(Stored records)

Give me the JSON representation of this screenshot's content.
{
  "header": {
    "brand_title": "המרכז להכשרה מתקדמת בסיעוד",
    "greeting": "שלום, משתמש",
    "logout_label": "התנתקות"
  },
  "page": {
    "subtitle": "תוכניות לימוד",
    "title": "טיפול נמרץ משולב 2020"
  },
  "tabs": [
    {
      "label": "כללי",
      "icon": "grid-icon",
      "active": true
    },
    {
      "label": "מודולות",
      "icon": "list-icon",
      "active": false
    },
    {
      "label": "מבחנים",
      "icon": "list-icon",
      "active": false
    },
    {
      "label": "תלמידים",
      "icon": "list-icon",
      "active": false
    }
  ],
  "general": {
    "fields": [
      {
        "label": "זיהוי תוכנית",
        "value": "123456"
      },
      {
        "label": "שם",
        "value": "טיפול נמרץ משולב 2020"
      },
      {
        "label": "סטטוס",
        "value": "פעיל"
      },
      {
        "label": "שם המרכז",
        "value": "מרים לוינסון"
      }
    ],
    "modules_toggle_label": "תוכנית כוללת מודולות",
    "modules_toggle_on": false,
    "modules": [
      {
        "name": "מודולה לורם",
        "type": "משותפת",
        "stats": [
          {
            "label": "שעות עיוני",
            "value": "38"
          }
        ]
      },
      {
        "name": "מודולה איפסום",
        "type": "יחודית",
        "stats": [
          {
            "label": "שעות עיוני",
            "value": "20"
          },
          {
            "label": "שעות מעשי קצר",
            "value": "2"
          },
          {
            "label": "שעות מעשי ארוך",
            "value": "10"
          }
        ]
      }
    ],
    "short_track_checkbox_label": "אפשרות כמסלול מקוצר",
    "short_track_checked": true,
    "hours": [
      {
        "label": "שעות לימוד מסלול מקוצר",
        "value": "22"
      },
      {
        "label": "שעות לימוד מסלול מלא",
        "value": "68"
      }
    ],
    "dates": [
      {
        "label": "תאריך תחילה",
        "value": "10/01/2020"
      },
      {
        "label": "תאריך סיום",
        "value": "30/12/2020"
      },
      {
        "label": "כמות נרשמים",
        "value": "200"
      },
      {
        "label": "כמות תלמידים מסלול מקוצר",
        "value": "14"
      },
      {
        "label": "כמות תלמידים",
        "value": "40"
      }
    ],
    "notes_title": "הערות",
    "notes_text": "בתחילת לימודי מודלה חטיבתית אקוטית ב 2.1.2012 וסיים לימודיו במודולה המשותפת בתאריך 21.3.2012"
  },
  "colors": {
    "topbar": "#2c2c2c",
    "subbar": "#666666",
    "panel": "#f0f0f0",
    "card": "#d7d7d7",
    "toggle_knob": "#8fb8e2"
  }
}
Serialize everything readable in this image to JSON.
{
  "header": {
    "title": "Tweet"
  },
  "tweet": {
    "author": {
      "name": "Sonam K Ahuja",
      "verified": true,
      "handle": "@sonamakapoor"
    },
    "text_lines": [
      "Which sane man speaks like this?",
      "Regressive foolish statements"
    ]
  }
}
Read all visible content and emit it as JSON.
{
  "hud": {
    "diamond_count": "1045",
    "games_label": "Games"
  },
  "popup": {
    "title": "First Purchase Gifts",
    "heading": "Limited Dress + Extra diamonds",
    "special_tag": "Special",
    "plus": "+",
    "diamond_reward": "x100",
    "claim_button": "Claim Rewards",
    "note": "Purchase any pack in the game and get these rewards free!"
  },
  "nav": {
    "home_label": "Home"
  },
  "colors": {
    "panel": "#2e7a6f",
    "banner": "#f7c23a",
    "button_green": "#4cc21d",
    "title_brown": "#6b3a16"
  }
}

## EXERCISE:
From the entries above, extract every line where the word "מעשי" appears.

## SOLUTION FOR THIS PROBLEM:
            "label": "שעות מעשי קצר",
            "label": "שעות מעשי ארוך",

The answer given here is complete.